What you need to do>
Go through the entries below and print each one exactly, leaving out pictures.

[Data entries for graphics]
::::::::::

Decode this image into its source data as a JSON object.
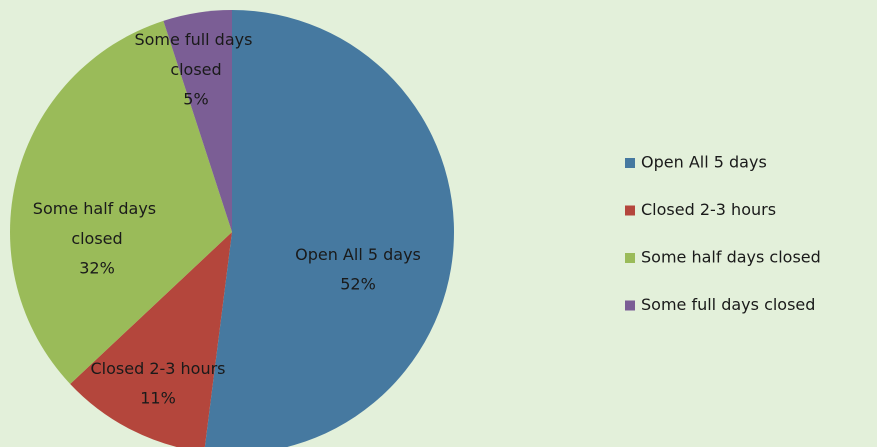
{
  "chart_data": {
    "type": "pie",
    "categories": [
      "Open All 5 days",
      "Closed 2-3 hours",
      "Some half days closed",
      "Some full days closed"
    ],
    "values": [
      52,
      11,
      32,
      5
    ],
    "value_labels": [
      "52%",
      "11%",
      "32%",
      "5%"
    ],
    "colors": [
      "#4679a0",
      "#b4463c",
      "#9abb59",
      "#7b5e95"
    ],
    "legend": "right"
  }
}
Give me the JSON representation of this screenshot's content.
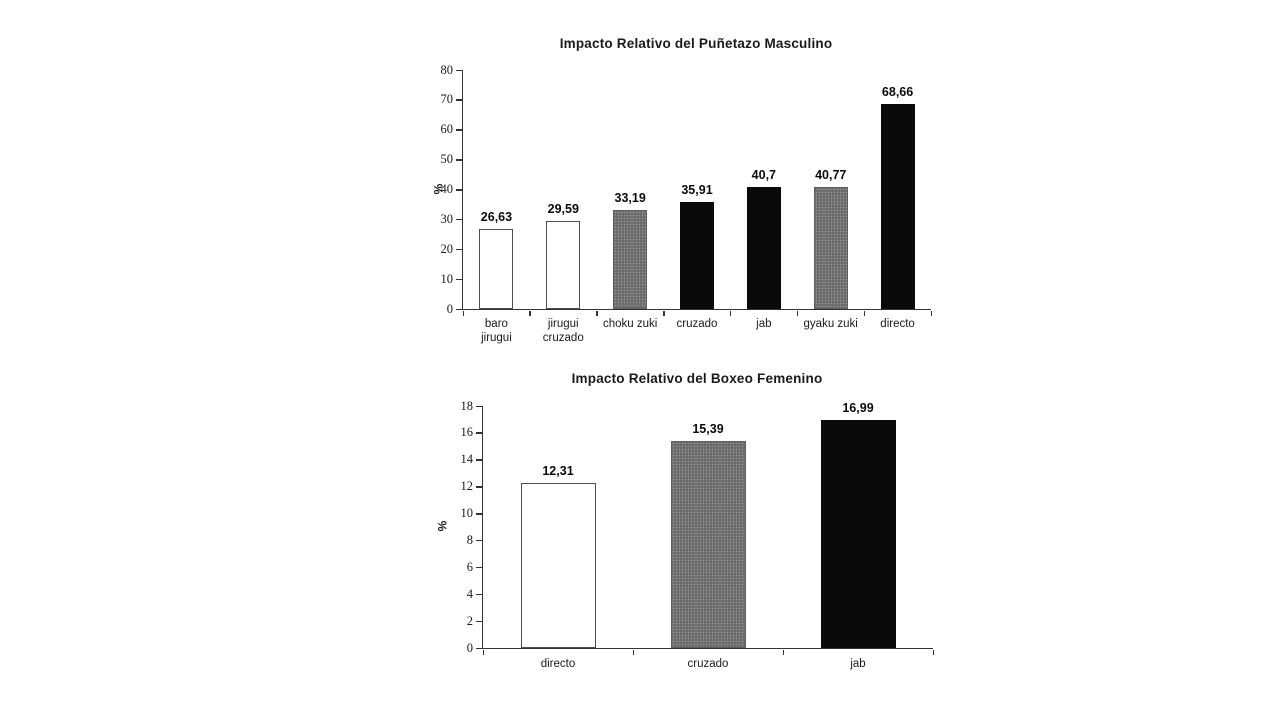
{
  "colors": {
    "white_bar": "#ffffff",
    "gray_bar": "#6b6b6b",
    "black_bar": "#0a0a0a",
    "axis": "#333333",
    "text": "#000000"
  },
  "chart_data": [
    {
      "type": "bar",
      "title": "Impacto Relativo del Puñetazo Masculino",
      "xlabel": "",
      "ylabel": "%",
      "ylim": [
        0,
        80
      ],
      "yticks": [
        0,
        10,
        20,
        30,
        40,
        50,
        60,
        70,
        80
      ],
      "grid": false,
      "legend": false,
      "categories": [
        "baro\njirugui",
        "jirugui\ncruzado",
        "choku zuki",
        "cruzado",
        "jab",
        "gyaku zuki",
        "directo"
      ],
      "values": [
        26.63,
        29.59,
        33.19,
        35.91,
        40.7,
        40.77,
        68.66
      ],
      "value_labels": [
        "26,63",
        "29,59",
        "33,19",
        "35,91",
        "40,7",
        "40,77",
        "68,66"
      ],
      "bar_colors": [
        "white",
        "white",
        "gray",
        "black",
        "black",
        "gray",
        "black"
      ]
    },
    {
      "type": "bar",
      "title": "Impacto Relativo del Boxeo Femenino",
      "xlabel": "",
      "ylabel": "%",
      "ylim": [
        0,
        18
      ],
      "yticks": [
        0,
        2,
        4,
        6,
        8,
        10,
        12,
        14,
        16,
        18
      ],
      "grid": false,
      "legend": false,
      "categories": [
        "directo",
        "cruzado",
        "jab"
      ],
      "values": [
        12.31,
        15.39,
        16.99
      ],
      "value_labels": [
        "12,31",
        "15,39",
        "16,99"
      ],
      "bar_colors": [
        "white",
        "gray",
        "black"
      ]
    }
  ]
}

::::::::::

Task output>
Decode this image into its source data as a JSON object.
{
  "chart_data": {
    "type": "pie",
    "categories": [
      "Open All 5 days",
      "Closed 2-3 hours",
      "Some half days closed",
      "Some full days closed"
    ],
    "values": [
      52,
      11,
      32,
      5
    ],
    "value_labels": [
      "52%",
      "11%",
      "32%",
      "5%"
    ],
    "colors": [
      "#4679a0",
      "#b4463c",
      "#9abb59",
      "#7b5e95"
    ],
    "legend": "right"
  }
}
Give me the JSON representation of this screenshot's content.
{
  "colors": {
    "white_bar": "#ffffff",
    "gray_bar": "#6b6b6b",
    "black_bar": "#0a0a0a",
    "axis": "#333333",
    "text": "#000000"
  },
  "chart_data": [
    {
      "type": "bar",
      "title": "Impacto Relativo del Puñetazo Masculino",
      "xlabel": "",
      "ylabel": "%",
      "ylim": [
        0,
        80
      ],
      "yticks": [
        0,
        10,
        20,
        30,
        40,
        50,
        60,
        70,
        80
      ],
      "grid": false,
      "legend": false,
      "categories": [
        "baro\njirugui",
        "jirugui\ncruzado",
        "choku zuki",
        "cruzado",
        "jab",
        "gyaku zuki",
        "directo"
      ],
      "values": [
        26.63,
        29.59,
        33.19,
        35.91,
        40.7,
        40.77,
        68.66
      ],
      "value_labels": [
        "26,63",
        "29,59",
        "33,19",
        "35,91",
        "40,7",
        "40,77",
        "68,66"
      ],
      "bar_colors": [
        "white",
        "white",
        "gray",
        "black",
        "black",
        "gray",
        "black"
      ]
    },
    {
      "type": "bar",
      "title": "Impacto Relativo del Boxeo Femenino",
      "xlabel": "",
      "ylabel": "%",
      "ylim": [
        0,
        18
      ],
      "yticks": [
        0,
        2,
        4,
        6,
        8,
        10,
        12,
        14,
        16,
        18
      ],
      "grid": false,
      "legend": false,
      "categories": [
        "directo",
        "cruzado",
        "jab"
      ],
      "values": [
        12.31,
        15.39,
        16.99
      ],
      "value_labels": [
        "12,31",
        "15,39",
        "16,99"
      ],
      "bar_colors": [
        "white",
        "gray",
        "black"
      ]
    }
  ]
}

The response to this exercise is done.